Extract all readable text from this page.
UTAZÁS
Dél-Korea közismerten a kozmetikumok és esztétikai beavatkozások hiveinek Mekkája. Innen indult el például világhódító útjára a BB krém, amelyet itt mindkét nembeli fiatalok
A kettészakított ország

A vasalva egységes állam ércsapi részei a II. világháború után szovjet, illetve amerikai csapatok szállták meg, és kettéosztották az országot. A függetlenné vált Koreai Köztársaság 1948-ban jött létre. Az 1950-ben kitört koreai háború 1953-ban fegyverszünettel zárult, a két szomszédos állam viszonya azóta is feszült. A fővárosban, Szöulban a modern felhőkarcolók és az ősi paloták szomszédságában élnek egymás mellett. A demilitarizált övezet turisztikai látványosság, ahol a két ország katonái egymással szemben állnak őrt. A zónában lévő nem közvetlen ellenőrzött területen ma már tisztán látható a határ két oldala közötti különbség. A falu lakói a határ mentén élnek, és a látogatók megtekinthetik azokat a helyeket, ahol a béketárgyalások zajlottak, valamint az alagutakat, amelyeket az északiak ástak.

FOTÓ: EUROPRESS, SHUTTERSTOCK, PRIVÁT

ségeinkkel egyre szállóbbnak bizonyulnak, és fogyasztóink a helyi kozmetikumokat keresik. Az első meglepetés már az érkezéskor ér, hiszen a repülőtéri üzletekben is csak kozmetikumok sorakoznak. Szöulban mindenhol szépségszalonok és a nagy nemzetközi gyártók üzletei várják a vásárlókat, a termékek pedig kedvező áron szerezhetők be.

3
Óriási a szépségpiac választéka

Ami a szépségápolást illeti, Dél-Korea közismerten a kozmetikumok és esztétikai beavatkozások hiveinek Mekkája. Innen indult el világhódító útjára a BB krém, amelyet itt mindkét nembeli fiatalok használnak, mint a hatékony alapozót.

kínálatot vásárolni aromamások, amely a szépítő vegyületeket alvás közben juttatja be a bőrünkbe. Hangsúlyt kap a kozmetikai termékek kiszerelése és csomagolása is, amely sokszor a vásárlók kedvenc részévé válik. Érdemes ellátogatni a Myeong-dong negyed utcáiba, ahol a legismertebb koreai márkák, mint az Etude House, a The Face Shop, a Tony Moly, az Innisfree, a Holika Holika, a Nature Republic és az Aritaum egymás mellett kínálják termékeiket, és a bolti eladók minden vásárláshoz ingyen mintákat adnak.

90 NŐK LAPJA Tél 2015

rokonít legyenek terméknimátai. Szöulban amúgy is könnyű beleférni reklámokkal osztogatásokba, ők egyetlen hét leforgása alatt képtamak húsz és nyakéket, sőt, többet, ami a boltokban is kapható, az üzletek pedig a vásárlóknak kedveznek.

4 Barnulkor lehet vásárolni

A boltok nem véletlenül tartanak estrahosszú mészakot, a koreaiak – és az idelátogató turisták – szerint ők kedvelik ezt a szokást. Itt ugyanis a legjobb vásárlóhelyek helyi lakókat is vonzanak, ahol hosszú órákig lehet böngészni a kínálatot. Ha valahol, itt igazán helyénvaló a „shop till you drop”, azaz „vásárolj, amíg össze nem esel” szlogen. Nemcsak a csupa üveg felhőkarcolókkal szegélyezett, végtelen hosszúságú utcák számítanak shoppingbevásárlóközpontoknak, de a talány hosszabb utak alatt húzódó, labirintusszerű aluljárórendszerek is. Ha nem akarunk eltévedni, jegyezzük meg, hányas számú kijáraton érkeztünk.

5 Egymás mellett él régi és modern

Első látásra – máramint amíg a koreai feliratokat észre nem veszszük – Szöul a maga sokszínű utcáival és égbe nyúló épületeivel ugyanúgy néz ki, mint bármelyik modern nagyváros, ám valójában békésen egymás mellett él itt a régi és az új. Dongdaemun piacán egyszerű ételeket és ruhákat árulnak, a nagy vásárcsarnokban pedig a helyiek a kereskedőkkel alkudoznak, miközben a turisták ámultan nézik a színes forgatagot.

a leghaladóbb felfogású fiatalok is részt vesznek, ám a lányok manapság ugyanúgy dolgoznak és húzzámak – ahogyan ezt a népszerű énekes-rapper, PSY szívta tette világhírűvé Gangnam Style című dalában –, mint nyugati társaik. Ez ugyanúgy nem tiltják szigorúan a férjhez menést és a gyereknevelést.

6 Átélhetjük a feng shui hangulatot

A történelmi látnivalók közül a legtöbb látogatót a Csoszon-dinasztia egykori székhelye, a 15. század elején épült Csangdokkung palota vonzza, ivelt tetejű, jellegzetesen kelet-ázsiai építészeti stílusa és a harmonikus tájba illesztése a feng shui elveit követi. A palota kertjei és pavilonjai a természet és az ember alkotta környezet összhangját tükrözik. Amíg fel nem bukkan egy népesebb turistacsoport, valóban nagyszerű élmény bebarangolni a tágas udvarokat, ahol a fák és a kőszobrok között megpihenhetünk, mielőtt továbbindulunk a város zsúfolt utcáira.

_ _ _ _ _ _ _

● **Exercise prompt**: Extract all lines as given.

● **Reply to the exercise**:
Extract all readable text from this page.
UTAZÁS
Dél-Korea közismerten a kozmetikumok és esztétikai beavatkozások hiveinek Mekkája. Innen indult el például világhódító útjára a BB krém, amelyet itt mindkét nembeli fiatalok
A kettészakított ország

A vasalva egységes állam ércsapi részei a II. világháború után szovjet, illetve amerikai csapatok szállták meg, és kettéosztották az országot. A függetlenné vált Koreai Köztársaság 1948-ban jött létre. Az 1950-ben kitört koreai háború 1953-ban fegyverszünettel zárult, a két szomszédos állam viszonya azóta is feszült. A fővárosban, Szöulban a modern felhőkarcolók és az ősi paloták szomszédságában élnek egymás mellett. A demilitarizált övezet turisztikai látványosság, ahol a két ország katonái egymással szemben állnak őrt. A zónában lévő nem közvetlen ellenőrzött területen ma már tisztán látható a határ két oldala közötti különbség. A falu lakói a határ mentén élnek, és a látogatók megtekinthetik azokat a helyeket, ahol a béketárgyalások zajlottak, valamint az alagutakat, amelyeket az északiak ástak.

FOTÓ: EUROPRESS, SHUTTERSTOCK, PRIVÁT

ségeinkkel egyre szállóbbnak bizonyulnak, és fogyasztóink a helyi kozmetikumokat keresik. Az első meglepetés már az érkezéskor ér, hiszen a repülőtéri üzletekben is csak kozmetikumok sorakoznak. Szöulban mindenhol szépségszalonok és a nagy nemzetközi gyártók üzletei várják a vásárlókat, a termékek pedig kedvező áron szerezhetők be.

3
Óriási a szépségpiac választéka

Ami a szépségápolást illeti, Dél-Korea közismerten a kozmetikumok és esztétikai beavatkozások hiveinek Mekkája. Innen indult el világhódító útjára a BB krém, amelyet itt mindkét nembeli fiatalok használnak, mint a hatékony alapozót.

kínálatot vásárolni aromamások, amely a szépítő vegyületeket alvás közben juttatja be a bőrünkbe. Hangsúlyt kap a kozmetikai termékek kiszerelése és csomagolása is, amely sokszor a vásárlók kedvenc részévé válik. Érdemes ellátogatni a Myeong-dong negyed utcáiba, ahol a legismertebb koreai márkák, mint az Etude House, a The Face Shop, a Tony Moly, az Innisfree, a Holika Holika, a Nature Republic és az Aritaum egymás mellett kínálják termékeiket, és a bolti eladók minden vásárláshoz ingyen mintákat adnak.

90 NŐK LAPJA Tél 2015

rokonít legyenek terméknimátai. Szöulban amúgy is könnyű beleférni reklámokkal osztogatásokba, ők egyetlen hét leforgása alatt képtamak húsz és nyakéket, sőt, többet, ami a boltokban is kapható, az üzletek pedig a vásárlóknak kedveznek.

4 Barnulkor lehet vásárolni

A boltok nem véletlenül tartanak estrahosszú mészakot, a koreaiak – és az idelátogató turisták – szerint ők kedvelik ezt a szokást. Itt ugyanis a legjobb vásárlóhelyek helyi lakókat is vonzanak, ahol hosszú órákig lehet böngészni a kínálatot. Ha valahol, itt igazán helyénvaló a „shop till you drop”, azaz „vásárolj, amíg össze nem esel” szlogen. Nemcsak a csupa üveg felhőkarcolókkal szegélyezett, végtelen hosszúságú utcák számítanak shoppingbevásárlóközpontoknak, de a talány hosszabb utak alatt húzódó, labirintusszerű aluljárórendszerek is. Ha nem akarunk eltévedni, jegyezzük meg, hányas számú kijáraton érkeztünk.

5 Egymás mellett él régi és modern

Első látásra – máramint amíg a koreai feliratokat észre nem veszszük – Szöul a maga sokszínű utcáival és égbe nyúló épületeivel ugyanúgy néz ki, mint bármelyik modern nagyváros, ám valójában békésen egymás mellett él itt a régi és az új. Dongdaemun piacán egyszerű ételeket és ruhákat árulnak, a nagy vásárcsarnokban pedig a helyiek a kereskedőkkel alkudoznak, miközben a turisták ámultan nézik a színes forgatagot.

a leghaladóbb felfogású fiatalok is részt vesznek, ám a lányok manapság ugyanúgy dolgoznak és húzzámak – ahogyan ezt a népszerű énekes-rapper, PSY szívta tette világhírűvé Gangnam Style című dalában –, mint nyugati társaik. Ez ugyanúgy nem tiltják szigorúan a férjhez menést és a gyereknevelést.

6 Átélhetjük a feng shui hangulatot

A történelmi látnivalók közül a legtöbb látogatót a Csoszon-dinasztia egykori székhelye, a 15. század elején épült Csangdokkung palota vonzza, ivelt tetejű, jellegzetesen kelet-ázsiai építészeti stílusa és a harmonikus tájba illesztése a feng shui elveit követi. A palota kertjei és pavilonjai a természet és az ember alkotta környezet összhangját tükrözik. Amíg fel nem bukkan egy népesebb turistacsoport, valóban nagyszerű élmény bebarangolni a tágas udvarokat, ahol a fák és a kőszobrok között megpihenhetünk, mielőtt továbbindulunk a város zsúfolt utcáira.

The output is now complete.